WORK REQUIRED - Restate the listing that follows word for word, without its pictures.

RECORDED INFORMATION -

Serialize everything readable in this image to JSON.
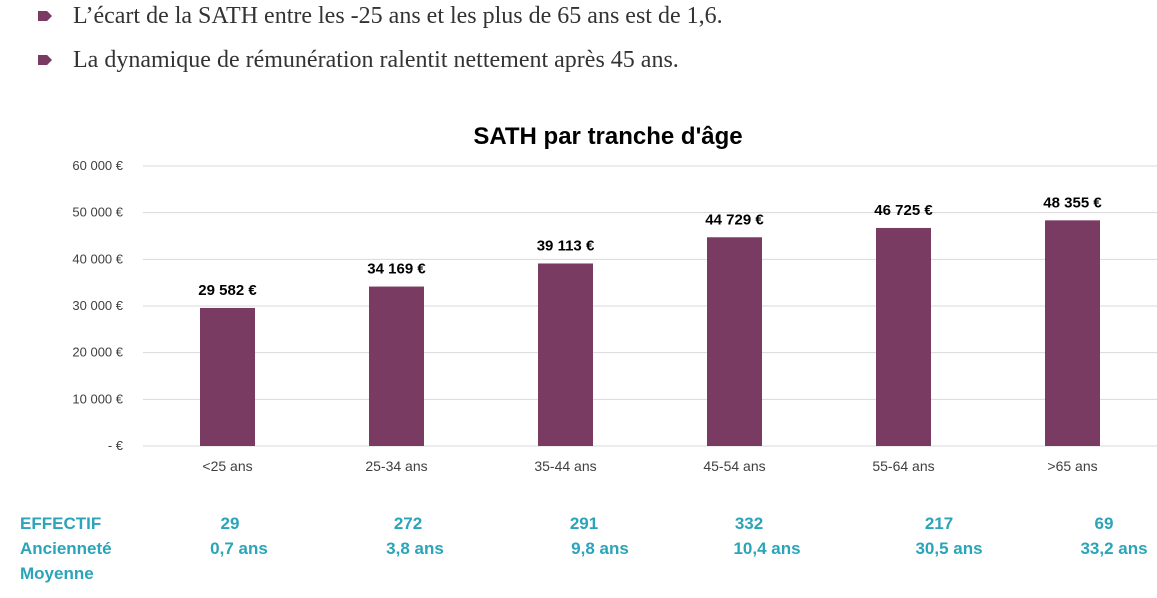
{
  "bullets": [
    "L’écart de la SATH entre les -25 ans et les plus de 65 ans est de 1,6.",
    "La dynamique de rémunération ralentit nettement après 45 ans."
  ],
  "colors": {
    "bar": "#7a3b62",
    "bullet": "#7a3b62",
    "table_text": "#2aa4b8",
    "text": "#333333",
    "grid": "#d9d9d9"
  },
  "chart_data": {
    "type": "bar",
    "title": "SATH par tranche d'âge",
    "categories": [
      "<25 ans",
      "25-34 ans",
      "35-44 ans",
      "45-54 ans",
      "55-64 ans",
      ">65 ans"
    ],
    "values": [
      29582,
      34169,
      39113,
      44729,
      46725,
      48355
    ],
    "data_labels": [
      "29 582 €",
      "34 169 €",
      "39 113 €",
      "44 729 €",
      "46 725 €",
      "48 355 €"
    ],
    "ylim": [
      0,
      60000
    ],
    "yticks": [
      0,
      10000,
      20000,
      30000,
      40000,
      50000,
      60000
    ],
    "ytick_labels": [
      "-  €",
      "10 000 €",
      "20 000 €",
      "30 000 €",
      "40 000 €",
      "50 000 €",
      "60 000 €"
    ],
    "grid": true,
    "legend": "none"
  },
  "table": {
    "effectif_label": "EFFECTIF",
    "effectif": [
      "29",
      "272",
      "291",
      "332",
      "217",
      "69"
    ],
    "anciennete_label_1": "Ancienneté",
    "anciennete_label_2": "Moyenne",
    "anciennete": [
      "0,7 ans",
      "3,8 ans",
      "9,8 ans",
      "10,4 ans",
      "30,5 ans",
      "33,2 ans"
    ]
  }
}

RESULT OF THE TASK -
Serialize everything readable in this image to JSON.
{
  "bullets": [
    "L’écart de la SATH entre les -25 ans et les plus de 65 ans est de 1,6.",
    "La dynamique de rémunération ralentit nettement après 45 ans."
  ],
  "colors": {
    "bar": "#7a3b62",
    "bullet": "#7a3b62",
    "table_text": "#2aa4b8",
    "text": "#333333",
    "grid": "#d9d9d9"
  },
  "chart_data": {
    "type": "bar",
    "title": "SATH par tranche d'âge",
    "categories": [
      "<25 ans",
      "25-34 ans",
      "35-44 ans",
      "45-54 ans",
      "55-64 ans",
      ">65 ans"
    ],
    "values": [
      29582,
      34169,
      39113,
      44729,
      46725,
      48355
    ],
    "data_labels": [
      "29 582 €",
      "34 169 €",
      "39 113 €",
      "44 729 €",
      "46 725 €",
      "48 355 €"
    ],
    "ylim": [
      0,
      60000
    ],
    "yticks": [
      0,
      10000,
      20000,
      30000,
      40000,
      50000,
      60000
    ],
    "ytick_labels": [
      "-  €",
      "10 000 €",
      "20 000 €",
      "30 000 €",
      "40 000 €",
      "50 000 €",
      "60 000 €"
    ],
    "grid": true,
    "legend": "none"
  },
  "table": {
    "effectif_label": "EFFECTIF",
    "effectif": [
      "29",
      "272",
      "291",
      "332",
      "217",
      "69"
    ],
    "anciennete_label_1": "Ancienneté",
    "anciennete_label_2": "Moyenne",
    "anciennete": [
      "0,7 ans",
      "3,8 ans",
      "9,8 ans",
      "10,4 ans",
      "30,5 ans",
      "33,2 ans"
    ]
  }
}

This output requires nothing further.